Copy the items below word for word, starting with the first line and stopping after the line that contains "text-line: Return the".

- **LISTED ENTRIES**:
--------------------------------------------------
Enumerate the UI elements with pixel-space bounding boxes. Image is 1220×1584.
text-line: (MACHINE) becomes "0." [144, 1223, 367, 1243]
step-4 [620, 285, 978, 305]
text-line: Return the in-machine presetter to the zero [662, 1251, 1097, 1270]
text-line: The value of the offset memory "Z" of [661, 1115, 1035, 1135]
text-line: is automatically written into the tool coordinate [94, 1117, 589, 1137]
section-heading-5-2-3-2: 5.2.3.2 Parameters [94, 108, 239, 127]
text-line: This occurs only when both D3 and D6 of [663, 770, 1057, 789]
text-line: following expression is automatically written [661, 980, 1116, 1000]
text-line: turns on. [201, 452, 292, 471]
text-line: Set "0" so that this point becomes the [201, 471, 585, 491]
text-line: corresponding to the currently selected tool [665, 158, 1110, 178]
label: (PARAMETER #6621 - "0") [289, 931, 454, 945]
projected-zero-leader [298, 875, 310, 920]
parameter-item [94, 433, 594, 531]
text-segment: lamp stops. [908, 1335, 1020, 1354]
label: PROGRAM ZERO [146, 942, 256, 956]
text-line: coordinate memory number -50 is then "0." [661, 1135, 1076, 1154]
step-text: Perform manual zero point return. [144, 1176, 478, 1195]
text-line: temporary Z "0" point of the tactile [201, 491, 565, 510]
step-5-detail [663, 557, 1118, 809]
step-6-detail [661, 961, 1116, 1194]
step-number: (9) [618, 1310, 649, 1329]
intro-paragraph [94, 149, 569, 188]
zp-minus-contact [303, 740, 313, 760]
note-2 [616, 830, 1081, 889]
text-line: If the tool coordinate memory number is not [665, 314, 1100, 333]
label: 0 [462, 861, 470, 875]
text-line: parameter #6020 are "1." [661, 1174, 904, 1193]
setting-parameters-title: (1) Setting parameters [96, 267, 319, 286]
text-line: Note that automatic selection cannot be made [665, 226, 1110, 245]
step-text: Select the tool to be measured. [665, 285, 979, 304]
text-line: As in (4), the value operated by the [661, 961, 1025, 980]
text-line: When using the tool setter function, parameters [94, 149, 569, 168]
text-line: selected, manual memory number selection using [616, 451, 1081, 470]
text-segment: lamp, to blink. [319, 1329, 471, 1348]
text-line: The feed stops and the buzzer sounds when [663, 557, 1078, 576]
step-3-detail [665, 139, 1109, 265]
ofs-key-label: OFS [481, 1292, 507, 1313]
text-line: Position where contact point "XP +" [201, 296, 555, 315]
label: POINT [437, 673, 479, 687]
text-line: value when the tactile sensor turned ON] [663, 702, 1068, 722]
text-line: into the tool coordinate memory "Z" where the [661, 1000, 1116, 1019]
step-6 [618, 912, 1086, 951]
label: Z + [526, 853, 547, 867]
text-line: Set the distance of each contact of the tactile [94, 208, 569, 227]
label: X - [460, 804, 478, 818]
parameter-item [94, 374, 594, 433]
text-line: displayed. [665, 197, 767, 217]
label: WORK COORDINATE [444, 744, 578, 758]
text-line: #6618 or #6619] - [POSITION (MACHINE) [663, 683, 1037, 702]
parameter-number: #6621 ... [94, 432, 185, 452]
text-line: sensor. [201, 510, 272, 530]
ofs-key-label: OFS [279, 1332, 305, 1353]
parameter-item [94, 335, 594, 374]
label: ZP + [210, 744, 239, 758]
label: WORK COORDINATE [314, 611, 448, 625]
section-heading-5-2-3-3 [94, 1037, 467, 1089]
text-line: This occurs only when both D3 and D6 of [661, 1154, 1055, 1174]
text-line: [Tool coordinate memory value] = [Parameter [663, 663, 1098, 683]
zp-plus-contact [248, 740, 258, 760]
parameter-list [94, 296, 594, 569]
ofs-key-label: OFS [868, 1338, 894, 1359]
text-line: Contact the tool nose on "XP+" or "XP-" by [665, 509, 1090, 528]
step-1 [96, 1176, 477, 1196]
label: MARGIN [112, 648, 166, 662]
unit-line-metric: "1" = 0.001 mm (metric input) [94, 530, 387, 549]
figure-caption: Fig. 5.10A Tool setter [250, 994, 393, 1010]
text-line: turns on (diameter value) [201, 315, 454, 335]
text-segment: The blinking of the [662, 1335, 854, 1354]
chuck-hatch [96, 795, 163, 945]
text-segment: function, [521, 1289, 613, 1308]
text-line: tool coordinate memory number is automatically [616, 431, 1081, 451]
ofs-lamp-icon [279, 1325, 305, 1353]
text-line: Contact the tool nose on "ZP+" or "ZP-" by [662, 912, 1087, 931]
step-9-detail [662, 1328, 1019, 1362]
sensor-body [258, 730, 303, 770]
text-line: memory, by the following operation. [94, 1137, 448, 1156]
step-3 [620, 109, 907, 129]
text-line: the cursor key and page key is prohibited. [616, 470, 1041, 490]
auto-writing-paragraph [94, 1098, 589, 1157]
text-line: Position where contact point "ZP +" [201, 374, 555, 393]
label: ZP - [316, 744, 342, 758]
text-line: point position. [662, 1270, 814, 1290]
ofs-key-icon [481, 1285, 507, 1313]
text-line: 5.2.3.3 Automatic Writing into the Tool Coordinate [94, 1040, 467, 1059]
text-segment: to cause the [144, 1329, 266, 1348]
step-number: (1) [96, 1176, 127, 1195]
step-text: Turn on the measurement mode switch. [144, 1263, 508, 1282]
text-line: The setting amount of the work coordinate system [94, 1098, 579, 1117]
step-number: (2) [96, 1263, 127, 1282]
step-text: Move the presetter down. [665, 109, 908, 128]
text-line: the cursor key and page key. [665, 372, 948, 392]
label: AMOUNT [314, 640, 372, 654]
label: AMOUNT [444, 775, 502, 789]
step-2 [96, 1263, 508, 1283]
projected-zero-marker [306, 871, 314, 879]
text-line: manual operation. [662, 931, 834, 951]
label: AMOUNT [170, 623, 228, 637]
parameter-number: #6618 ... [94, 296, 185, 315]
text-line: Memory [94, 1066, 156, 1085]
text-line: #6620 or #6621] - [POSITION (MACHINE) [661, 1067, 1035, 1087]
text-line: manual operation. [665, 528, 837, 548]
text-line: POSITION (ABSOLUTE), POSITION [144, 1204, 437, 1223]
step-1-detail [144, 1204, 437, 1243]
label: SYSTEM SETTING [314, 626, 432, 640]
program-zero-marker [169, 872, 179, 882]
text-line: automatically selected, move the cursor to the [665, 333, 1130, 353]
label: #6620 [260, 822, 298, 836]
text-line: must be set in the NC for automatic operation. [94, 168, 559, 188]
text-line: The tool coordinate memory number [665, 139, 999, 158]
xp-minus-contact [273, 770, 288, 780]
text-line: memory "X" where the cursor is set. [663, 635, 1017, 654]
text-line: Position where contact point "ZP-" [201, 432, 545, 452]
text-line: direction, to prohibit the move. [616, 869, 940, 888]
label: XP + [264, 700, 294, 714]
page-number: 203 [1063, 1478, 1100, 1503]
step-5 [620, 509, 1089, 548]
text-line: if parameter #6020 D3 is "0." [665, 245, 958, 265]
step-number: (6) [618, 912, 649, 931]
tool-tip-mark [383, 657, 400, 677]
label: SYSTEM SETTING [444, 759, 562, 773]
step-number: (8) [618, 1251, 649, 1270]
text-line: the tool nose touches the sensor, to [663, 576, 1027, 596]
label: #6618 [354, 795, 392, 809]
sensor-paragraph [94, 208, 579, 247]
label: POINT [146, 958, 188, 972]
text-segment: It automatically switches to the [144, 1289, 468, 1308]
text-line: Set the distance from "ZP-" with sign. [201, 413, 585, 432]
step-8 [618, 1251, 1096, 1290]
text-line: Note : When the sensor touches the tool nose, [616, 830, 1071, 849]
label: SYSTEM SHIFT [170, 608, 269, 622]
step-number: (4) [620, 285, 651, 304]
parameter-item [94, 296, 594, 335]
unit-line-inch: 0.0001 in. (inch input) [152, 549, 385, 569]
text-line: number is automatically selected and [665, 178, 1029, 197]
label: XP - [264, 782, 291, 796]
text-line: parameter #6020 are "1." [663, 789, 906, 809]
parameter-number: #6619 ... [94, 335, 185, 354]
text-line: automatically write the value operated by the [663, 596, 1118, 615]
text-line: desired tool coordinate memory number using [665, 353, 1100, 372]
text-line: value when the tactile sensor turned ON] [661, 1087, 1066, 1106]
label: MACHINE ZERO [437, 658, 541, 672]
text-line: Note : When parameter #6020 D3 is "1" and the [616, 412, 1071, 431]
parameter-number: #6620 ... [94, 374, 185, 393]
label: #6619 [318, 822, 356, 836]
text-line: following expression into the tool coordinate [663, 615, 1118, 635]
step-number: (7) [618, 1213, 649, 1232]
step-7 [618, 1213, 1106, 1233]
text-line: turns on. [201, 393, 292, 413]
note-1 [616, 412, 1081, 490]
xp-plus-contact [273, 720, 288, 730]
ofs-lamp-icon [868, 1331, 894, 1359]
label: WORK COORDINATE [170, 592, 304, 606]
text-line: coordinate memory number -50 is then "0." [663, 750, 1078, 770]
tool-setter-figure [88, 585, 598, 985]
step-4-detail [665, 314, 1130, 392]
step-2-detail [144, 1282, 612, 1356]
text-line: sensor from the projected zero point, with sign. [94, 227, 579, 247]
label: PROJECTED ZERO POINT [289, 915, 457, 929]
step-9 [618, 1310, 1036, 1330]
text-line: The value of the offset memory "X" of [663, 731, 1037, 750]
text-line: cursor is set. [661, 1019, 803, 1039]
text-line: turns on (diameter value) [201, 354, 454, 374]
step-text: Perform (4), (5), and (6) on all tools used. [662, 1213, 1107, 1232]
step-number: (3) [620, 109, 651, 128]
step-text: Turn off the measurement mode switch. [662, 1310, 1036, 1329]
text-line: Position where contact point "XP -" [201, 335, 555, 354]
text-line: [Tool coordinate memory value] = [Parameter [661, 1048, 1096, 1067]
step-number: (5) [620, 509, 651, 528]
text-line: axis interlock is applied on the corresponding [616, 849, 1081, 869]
--------------------------------------------------
- **FULL SOLUTION**:
Enumerate the UI elements with pixel-space bounding boxes. Image is 1220×1584.
text-line: (MACHINE) becomes "0." [144, 1223, 367, 1243]
step-4 [620, 285, 978, 305]
text-line: Return the in-machine presetter to the zero [662, 1251, 1097, 1270]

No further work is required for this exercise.